Review the lines that follow and copy each one that contains the word "تستی".

[Stored records]:
========
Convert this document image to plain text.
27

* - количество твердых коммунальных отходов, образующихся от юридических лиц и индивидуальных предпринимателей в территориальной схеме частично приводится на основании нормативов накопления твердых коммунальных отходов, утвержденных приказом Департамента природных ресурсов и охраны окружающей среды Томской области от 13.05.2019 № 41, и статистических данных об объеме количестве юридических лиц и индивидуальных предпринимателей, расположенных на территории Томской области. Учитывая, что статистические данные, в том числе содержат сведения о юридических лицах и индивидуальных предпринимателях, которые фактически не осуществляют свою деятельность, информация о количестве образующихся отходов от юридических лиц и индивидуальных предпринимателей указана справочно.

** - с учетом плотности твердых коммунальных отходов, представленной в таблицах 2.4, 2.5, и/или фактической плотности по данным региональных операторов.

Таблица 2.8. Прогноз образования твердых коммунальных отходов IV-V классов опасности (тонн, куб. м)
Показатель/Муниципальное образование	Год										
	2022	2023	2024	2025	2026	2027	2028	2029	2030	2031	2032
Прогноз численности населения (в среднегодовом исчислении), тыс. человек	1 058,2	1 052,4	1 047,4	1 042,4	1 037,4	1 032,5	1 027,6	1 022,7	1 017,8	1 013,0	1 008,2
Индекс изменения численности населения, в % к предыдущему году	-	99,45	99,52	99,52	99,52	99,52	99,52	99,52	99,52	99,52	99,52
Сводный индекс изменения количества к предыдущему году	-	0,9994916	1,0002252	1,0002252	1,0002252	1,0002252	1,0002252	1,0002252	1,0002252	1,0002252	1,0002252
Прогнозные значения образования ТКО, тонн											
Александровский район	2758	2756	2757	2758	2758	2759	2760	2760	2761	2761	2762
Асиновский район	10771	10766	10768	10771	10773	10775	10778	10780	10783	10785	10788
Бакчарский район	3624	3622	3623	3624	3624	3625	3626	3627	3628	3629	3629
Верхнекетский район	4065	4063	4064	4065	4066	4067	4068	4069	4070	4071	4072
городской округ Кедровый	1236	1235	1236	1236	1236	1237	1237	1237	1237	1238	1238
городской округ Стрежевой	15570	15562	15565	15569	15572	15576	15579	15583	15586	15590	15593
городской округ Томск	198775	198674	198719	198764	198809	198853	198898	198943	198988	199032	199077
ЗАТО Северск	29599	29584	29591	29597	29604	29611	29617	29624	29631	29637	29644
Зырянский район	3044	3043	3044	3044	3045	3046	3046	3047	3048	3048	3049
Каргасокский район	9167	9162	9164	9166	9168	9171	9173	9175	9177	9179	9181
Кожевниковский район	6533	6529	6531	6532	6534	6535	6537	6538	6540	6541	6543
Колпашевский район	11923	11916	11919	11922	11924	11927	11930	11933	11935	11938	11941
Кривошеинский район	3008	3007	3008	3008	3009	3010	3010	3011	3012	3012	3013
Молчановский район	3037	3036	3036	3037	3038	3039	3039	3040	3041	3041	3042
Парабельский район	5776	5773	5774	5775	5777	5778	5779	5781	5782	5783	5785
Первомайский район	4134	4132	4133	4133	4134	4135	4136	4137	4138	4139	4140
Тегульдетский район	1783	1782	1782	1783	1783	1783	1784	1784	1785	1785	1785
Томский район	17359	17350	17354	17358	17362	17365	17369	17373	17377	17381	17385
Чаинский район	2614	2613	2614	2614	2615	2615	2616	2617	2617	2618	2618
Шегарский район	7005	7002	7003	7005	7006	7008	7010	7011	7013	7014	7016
========
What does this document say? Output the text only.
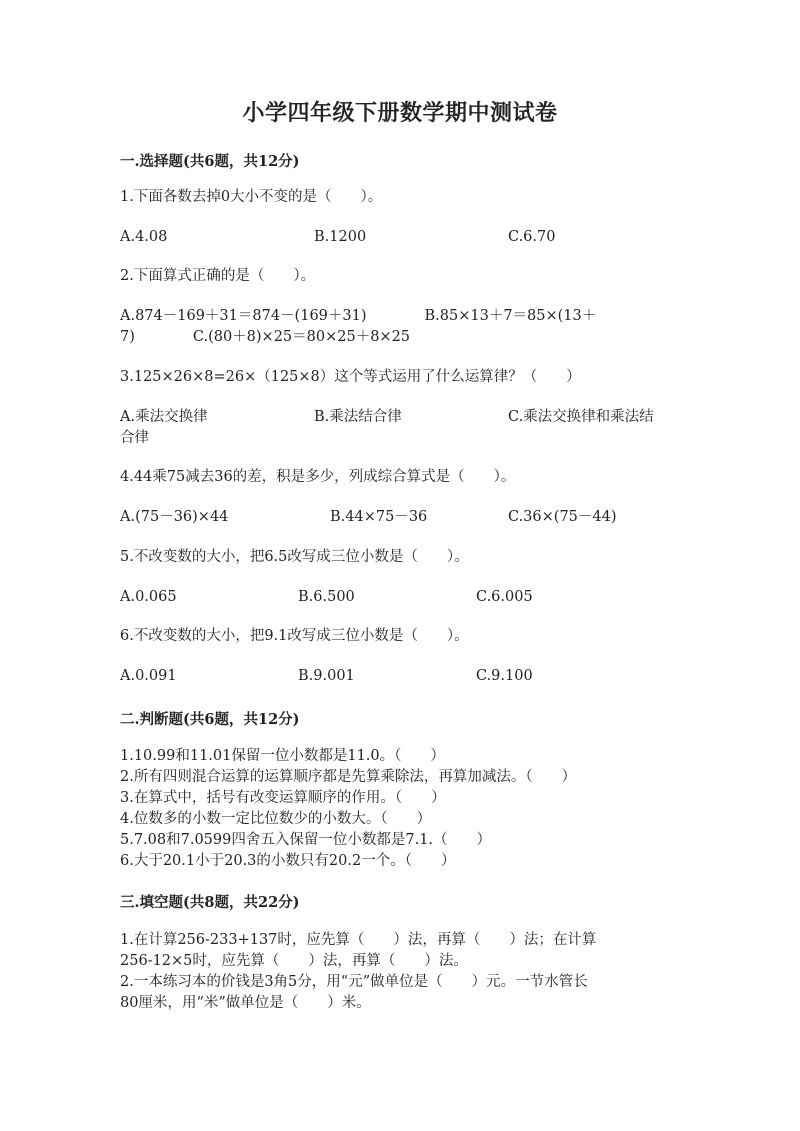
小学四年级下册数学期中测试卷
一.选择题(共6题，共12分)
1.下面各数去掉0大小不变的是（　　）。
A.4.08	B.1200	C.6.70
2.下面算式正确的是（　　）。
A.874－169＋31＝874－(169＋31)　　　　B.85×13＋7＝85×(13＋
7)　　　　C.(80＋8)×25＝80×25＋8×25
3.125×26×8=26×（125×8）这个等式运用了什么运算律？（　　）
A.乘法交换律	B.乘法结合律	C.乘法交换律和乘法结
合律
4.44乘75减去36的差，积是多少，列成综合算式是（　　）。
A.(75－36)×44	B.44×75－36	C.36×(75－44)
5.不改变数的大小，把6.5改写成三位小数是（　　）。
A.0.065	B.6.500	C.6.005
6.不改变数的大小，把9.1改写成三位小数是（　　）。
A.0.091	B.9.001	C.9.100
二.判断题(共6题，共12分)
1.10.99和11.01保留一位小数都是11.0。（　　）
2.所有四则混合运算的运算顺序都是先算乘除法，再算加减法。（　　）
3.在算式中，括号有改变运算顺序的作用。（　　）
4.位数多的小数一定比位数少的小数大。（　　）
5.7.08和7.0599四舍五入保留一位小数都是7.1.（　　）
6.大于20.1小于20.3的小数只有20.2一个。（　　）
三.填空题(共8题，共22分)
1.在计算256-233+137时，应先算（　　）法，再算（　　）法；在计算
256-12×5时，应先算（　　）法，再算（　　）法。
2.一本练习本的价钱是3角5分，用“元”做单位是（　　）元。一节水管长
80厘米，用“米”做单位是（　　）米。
========
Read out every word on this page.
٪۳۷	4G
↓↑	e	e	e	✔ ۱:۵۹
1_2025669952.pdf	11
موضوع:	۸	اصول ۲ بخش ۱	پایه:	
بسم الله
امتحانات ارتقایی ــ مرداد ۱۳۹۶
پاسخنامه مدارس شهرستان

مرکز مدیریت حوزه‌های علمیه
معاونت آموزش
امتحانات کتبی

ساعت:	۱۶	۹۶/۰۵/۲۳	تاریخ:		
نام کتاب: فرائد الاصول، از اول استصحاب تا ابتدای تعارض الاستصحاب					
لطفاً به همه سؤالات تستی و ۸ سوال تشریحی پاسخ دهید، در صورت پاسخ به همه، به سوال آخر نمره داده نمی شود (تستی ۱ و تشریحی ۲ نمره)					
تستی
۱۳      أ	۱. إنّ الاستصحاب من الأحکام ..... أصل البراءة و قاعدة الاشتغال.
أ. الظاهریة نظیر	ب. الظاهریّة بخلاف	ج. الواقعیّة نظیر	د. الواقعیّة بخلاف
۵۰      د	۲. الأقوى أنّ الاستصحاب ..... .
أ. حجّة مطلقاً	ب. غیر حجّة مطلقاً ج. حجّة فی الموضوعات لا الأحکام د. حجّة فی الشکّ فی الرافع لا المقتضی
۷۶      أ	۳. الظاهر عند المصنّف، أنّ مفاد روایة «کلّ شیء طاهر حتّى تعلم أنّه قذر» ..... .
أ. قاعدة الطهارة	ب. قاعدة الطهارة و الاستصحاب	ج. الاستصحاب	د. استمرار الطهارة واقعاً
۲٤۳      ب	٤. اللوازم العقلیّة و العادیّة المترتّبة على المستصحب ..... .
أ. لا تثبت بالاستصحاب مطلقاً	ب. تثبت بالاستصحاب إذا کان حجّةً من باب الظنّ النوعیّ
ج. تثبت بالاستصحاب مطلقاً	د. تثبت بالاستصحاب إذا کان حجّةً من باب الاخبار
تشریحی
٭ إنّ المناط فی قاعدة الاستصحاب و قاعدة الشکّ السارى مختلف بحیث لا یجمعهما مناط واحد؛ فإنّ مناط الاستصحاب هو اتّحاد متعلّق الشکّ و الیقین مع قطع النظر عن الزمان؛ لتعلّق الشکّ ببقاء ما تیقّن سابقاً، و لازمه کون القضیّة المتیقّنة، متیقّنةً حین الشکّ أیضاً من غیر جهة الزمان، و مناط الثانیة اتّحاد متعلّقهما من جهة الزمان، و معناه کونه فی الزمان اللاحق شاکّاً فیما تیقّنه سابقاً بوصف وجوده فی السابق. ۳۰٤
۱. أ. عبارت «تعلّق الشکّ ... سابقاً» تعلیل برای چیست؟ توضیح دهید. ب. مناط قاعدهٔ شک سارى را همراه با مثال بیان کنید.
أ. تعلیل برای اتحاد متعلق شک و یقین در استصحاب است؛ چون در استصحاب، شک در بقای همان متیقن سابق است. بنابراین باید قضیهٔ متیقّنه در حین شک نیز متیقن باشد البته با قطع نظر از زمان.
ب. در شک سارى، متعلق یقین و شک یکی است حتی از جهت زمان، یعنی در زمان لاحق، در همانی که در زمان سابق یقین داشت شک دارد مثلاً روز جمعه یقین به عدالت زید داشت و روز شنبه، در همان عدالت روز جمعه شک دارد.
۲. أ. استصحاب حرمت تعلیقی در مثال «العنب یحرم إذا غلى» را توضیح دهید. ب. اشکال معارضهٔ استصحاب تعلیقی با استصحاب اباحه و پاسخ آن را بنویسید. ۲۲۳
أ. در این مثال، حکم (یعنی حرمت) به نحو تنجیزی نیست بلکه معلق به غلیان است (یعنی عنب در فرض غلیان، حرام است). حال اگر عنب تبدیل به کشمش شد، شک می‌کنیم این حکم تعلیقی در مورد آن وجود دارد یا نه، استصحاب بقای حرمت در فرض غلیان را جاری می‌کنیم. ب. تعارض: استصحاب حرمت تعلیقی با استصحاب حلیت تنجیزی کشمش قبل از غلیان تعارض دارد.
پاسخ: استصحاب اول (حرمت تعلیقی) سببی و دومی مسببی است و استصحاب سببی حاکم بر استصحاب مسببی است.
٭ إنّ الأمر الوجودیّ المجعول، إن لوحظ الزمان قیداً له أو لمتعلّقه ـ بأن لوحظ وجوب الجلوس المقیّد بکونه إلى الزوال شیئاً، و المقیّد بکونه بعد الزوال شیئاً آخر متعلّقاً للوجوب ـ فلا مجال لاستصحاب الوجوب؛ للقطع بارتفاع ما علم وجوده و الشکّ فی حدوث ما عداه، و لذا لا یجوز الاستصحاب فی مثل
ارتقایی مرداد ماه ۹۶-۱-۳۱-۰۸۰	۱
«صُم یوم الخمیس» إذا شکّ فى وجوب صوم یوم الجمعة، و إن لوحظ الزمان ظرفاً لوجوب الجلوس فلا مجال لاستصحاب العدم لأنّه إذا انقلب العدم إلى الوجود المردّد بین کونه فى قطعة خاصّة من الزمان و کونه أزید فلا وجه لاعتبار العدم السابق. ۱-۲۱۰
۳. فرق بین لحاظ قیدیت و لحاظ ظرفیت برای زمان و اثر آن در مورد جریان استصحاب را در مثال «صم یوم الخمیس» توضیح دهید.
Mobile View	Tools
========
[ANSWER TO THIS TASK]:
لطفاً به همه سؤالات تستی و ۸ سوال تشریحی پاسخ دهید، در صورت پاسخ به همه، به سوال آخر نمره داده نمی شود (تستی ۱ و تشریحی ۲ نمره)					
تستی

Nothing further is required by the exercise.